===== Exercise inputs =====

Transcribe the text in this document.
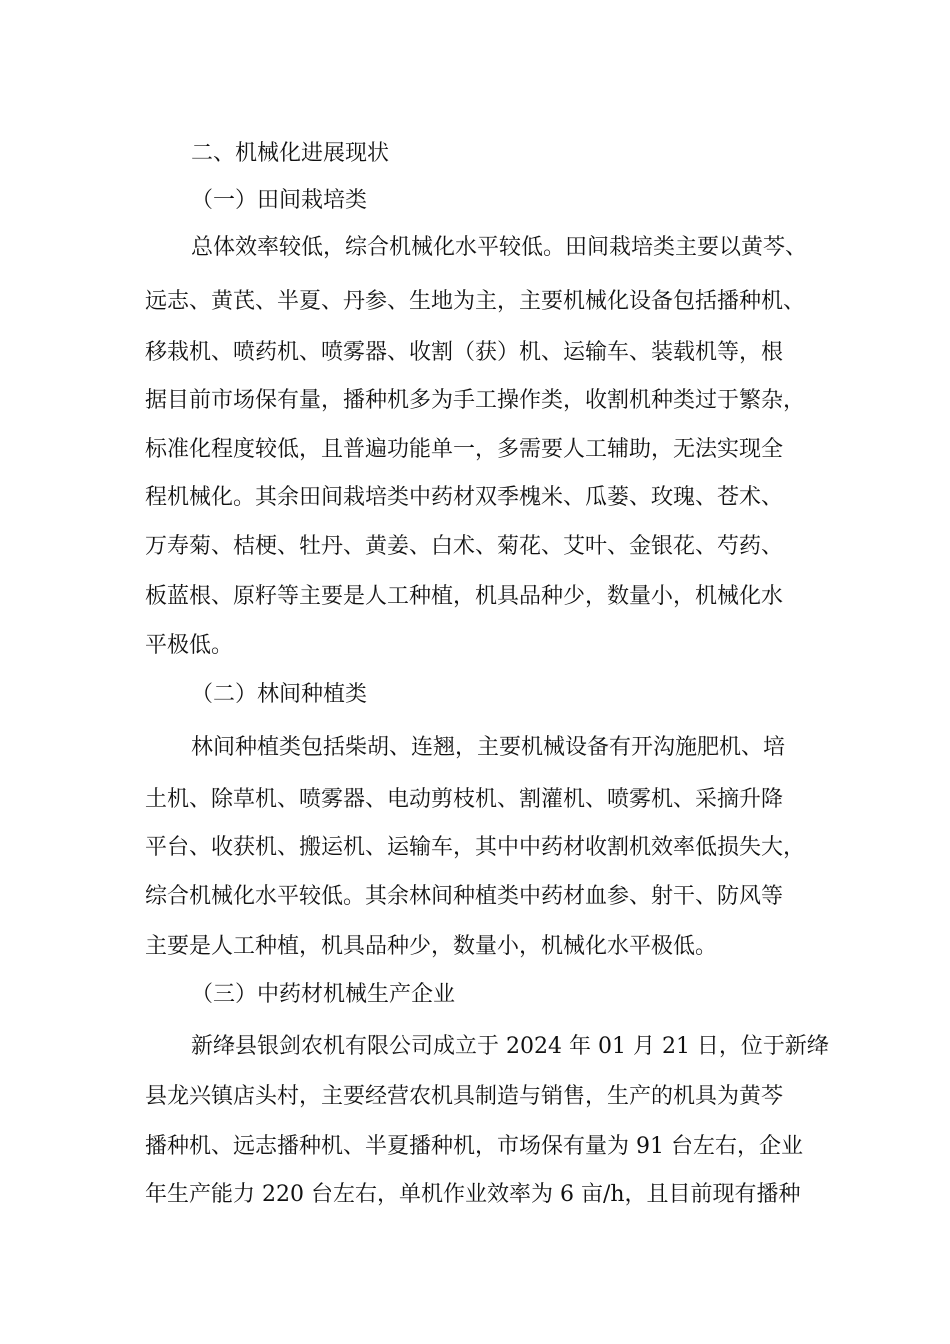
二、机械化进展现状
（一）田间栽培类
总体效率较低，综合机械化水平较低。田间栽培类主要以黄芩、
远志、黄芪、半夏、丹参、生地为主，主要机械化设备包括播种机、
移栽机、喷药机、喷雾器、收割（获）机、运输车、装载机等，根
据目前市场保有量，播种机多为手工操作类，收割机种类过于繁杂，
标准化程度较低，且普遍功能单一，多需要人工辅助，无法实现全
程机械化。其余田间栽培类中药材双季槐米、瓜蒌、玫瑰、苍术、
万寿菊、桔梗、牡丹、黄姜、白术、菊花、艾叶、金银花、芍药、
板蓝根、原籽等主要是人工种植，机具品种少，数量小，机械化水
平极低。
（二）林间种植类
林间种植类包括柴胡、连翘，主要机械设备有开沟施肥机、培
土机、除草机、喷雾器、电动剪枝机、割灌机、喷雾机、采摘升降
平台、收获机、搬运机、运输车，其中中药材收割机效率低损失大，
综合机械化水平较低。其余林间种植类中药材血参、射干、防风等
主要是人工种植，机具品种少，数量小，机械化水平极低。
（三）中药材机械生产企业
新绛县银剑农机有限公司成立于 2024 年 01 月 21 日，位于新绛
县龙兴镇店头村，主要经营农机具制造与销售，生产的机具为黄芩
播种机、远志播种机、半夏播种机，市场保有量为 91 台左右，企业
年生产能力 220 台左右，单机作业效率为 6 亩/h，且目前现有播种
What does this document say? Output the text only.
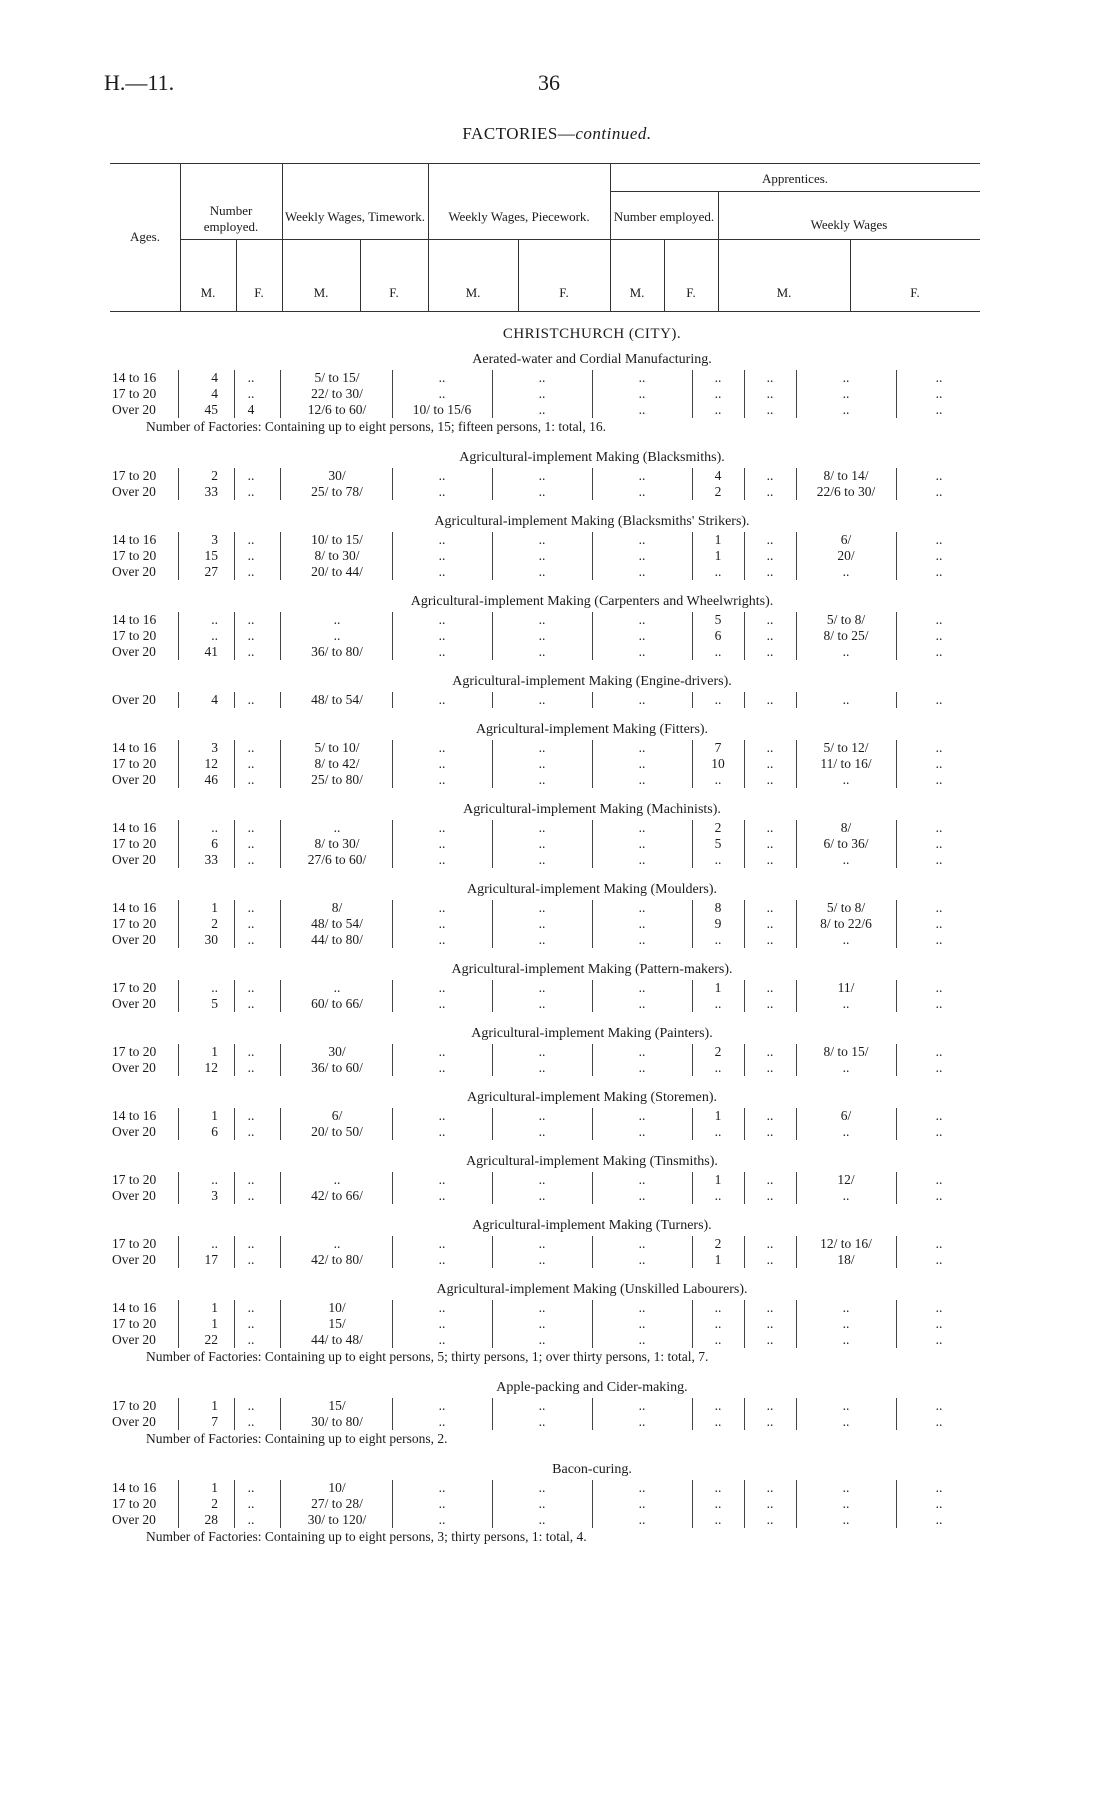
H.—11.	36
FACTORIES—continued.
Ages.
Number employed.
Weekly Wages, Timework.	Weekly Wages, Piecework.
Apprentices.
Number employed.
Weekly Wages
M.	F.	M.	F.	M.	F.	M.	F.	M.	F.
CHRISTCHURCH (CITY).
Aerated-water and Cordial Manufacturing.
14 to 16	4	..	5/ to 15/	..	..	..	..	..	..	..
17 to 20	4	..	22/ to 30/	..	..	..	..	..	..	..
Over 20	45	4	12/6 to 60/	10/ to 15/6	..	..	..	..	..	..
Number of Factories: Containing up to eight persons, 15; fifteen persons, 1: total, 16.
Agricultural-implement Making (Blacksmiths).
17 to 20	2	..	30/	..	..	..	4	..	8/ to 14/	..
Over 20	33	..	25/ to 78/	..	..	..	2	..	22/6 to 30/	..
Agricultural-implement Making (Blacksmiths' Strikers).
14 to 16	3	..	10/ to 15/	..	..	..	1	..	6/	..
17 to 20	15	..	8/ to 30/	..	..	..	1	..	20/	..
Over 20	27	..	20/ to 44/	..	..	..	..	..	..	..
Agricultural-implement Making (Carpenters and Wheelwrights).
14 to 16	..	..	..	..	..	..	5	..	5/ to 8/	..
17 to 20	..	..	..	..	..	..	6	..	8/ to 25/	..
Over 20	41	..	36/ to 80/	..	..	..	..	..	..	..
Agricultural-implement Making (Engine-drivers).
Over 20	4	..	48/ to 54/	..	..	..	..	..	..	..
Agricultural-implement Making (Fitters).
14 to 16	3	..	5/ to 10/	..	..	..	7	..	5/ to 12/	..
17 to 20	12	..	8/ to 42/	..	..	..	10	..	11/ to 16/	..
Over 20	46	..	25/ to 80/	..	..	..	..	..	..	..
Agricultural-implement Making (Machinists).
14 to 16	..	..	..	..	..	..	2	..	8/	..
17 to 20	6	..	8/ to 30/	..	..	..	5	..	6/ to 36/	..
Over 20	33	..	27/6 to 60/	..	..	..	..	..	..	..
Agricultural-implement Making (Moulders).
14 to 16	1	..	8/	..	..	..	8	..	5/ to 8/	..
17 to 20	2	..	48/ to 54/	..	..	..	9	..	8/ to 22/6	..
Over 20	30	..	44/ to 80/	..	..	..	..	..	..	..
Agricultural-implement Making (Pattern-makers).
17 to 20	..	..	..	..	..	..	1	..	11/	..
Over 20	5	..	60/ to 66/	..	..	..	..	..	..	..
Agricultural-implement Making (Painters).
17 to 20	1	..	30/	..	..	..	2	..	8/ to 15/	..
Over 20	12	..	36/ to 60/	..	..	..	..	..	..	..
Agricultural-implement Making (Storemen).
14 to 16	1	..	6/	..	..	..	1	..	6/	..
Over 20	6	..	20/ to 50/	..	..	..	..	..	..	..
Agricultural-implement Making (Tinsmiths).
17 to 20	..	..	..	..	..	..	1	..	12/	..
Over 20	3	..	42/ to 66/	..	..	..	..	..	..	..
Agricultural-implement Making (Turners).
17 to 20	..	..	..	..	..	..	2	..	12/ to 16/	..
Over 20	17	..	42/ to 80/	..	..	..	1	..	18/	..
Agricultural-implement Making (Unskilled Labourers).
14 to 16	1	..	10/	..	..	..	..	..	..	..
17 to 20	1	..	15/	..	..	..	..	..	..	..
Over 20	22	..	44/ to 48/	..	..	..	..	..	..	..
Number of Factories: Containing up to eight persons, 5; thirty persons, 1; over thirty persons, 1: total, 7.
Apple-packing and Cider-making.
17 to 20	1	..	15/	..	..	..	..	..	..	..
Over 20	7	..	30/ to 80/	..	..	..	..	..	..	..
Number of Factories: Containing up to eight persons, 2.
Bacon-curing.
14 to 16	1	..	10/	..	..	..	..	..	..	..
17 to 20	2	..	27/ to 28/	..	..	..	..	..	..	..
Over 20	28	..	30/ to 120/	..	..	..	..	..	..	..
Number of Factories: Containing up to eight persons, 3; thirty persons, 1: total, 4.
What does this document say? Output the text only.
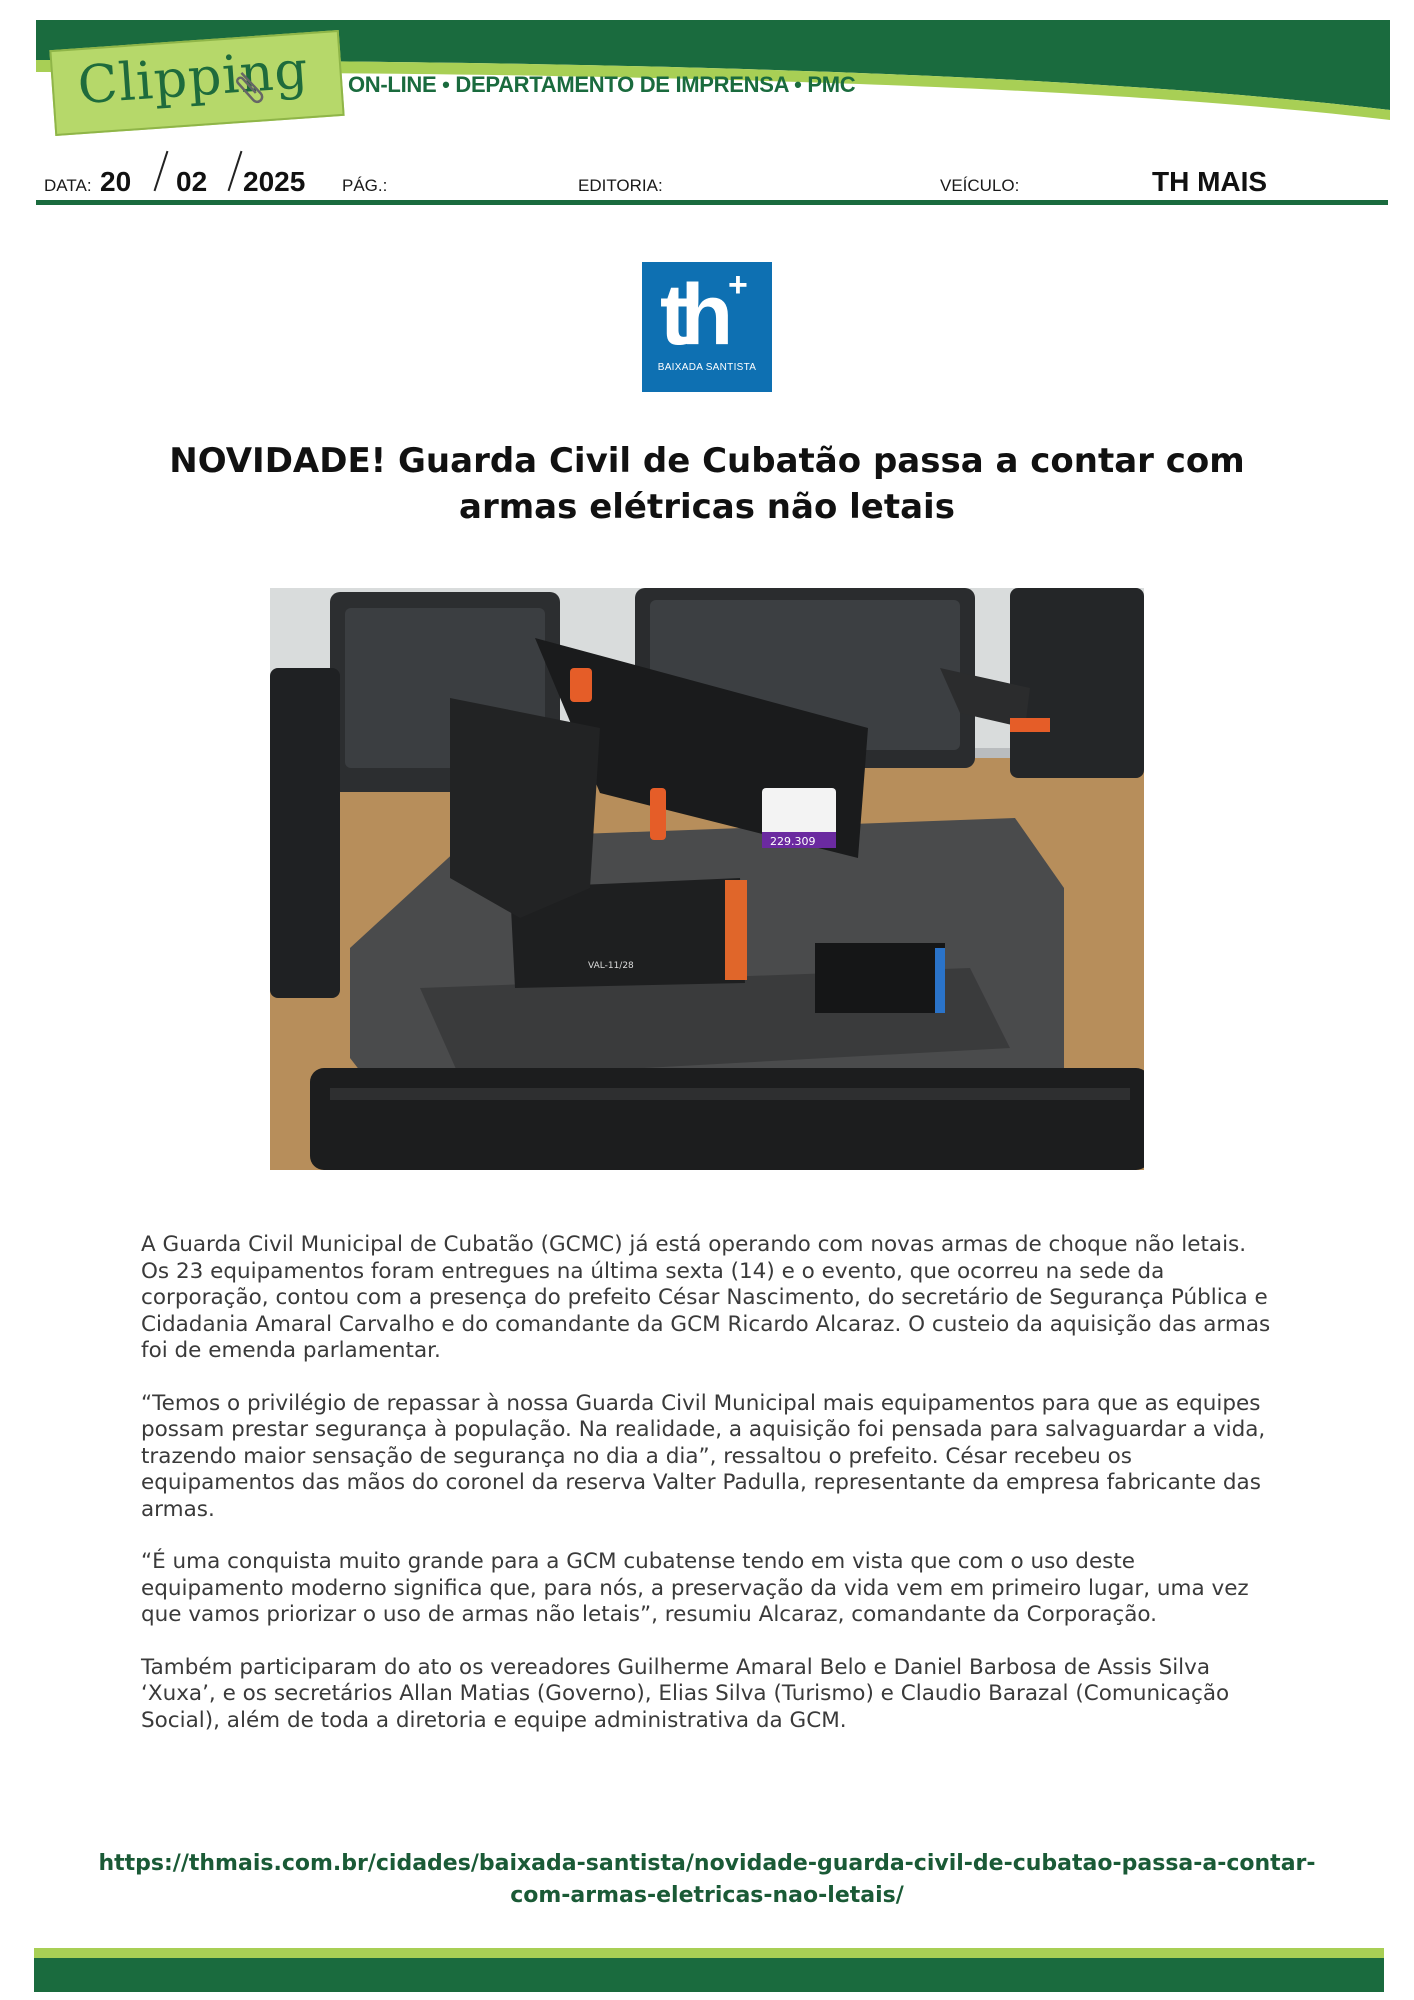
Clipping ON-LINE • DEPARTAMENTO DE IMPRENSA • PMC
DATA: 20 02 2025 PÁG.:	EDITORIA:	VEÍCULO:	TH MAIS
th +
BAIXADA SANTISTA
NOVIDADE! Guarda Civil de Cubatão passa a contar com armas elétricas não letais
229.309
VAL-11/28

A Guarda Civil Municipal de Cubatão (GCMC) já está operando com novas armas de choque não letais. Os 23 equipamentos foram entregues na última sexta (14) e o evento, que ocorreu na sede da corporação, contou com a presença do prefeito César Nascimento, do secretário de Segurança Pública e Cidadania Amaral Carvalho e do comandante da GCM Ricardo Alcaraz. O custeio da aquisição das armas foi de emenda parlamentar.

“Temos o privilégio de repassar à nossa Guarda Civil Municipal mais equipamentos para que as equipes possam prestar segurança à população. Na realidade, a aquisição foi pensada para salvaguardar a vida, trazendo maior sensação de segurança no dia a dia”, ressaltou o prefeito. César recebeu os equipamentos das mãos do coronel da reserva Valter Padulla, representante da empresa fabricante das armas.

“É uma conquista muito grande para a GCM cubatense tendo em vista que com o uso deste equipamento moderno significa que, para nós, a preservação da vida vem em primeiro lugar, uma vez que vamos priorizar o uso de armas não letais”, resumiu Alcaraz, comandante da Corporação.

Também participaram do ato os vereadores Guilherme Amaral Belo e Daniel Barbosa de Assis Silva ‘Xuxa’, e os secretários Allan Matias (Governo), Elias Silva (Turismo) e Claudio Barazal (Comunicação Social), além de toda a diretoria e equipe administrativa da GCM.

https://thmais.com.br/cidades/baixada-santista/novidade-guarda-civil-de-cubatao-passa-a-contar-com-armas-eletricas-nao-letais/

=====

▶ [Description of the task]: Say how many lines in the entries contain the string "Wages", and leave out everything else.

▶ [The result]: 2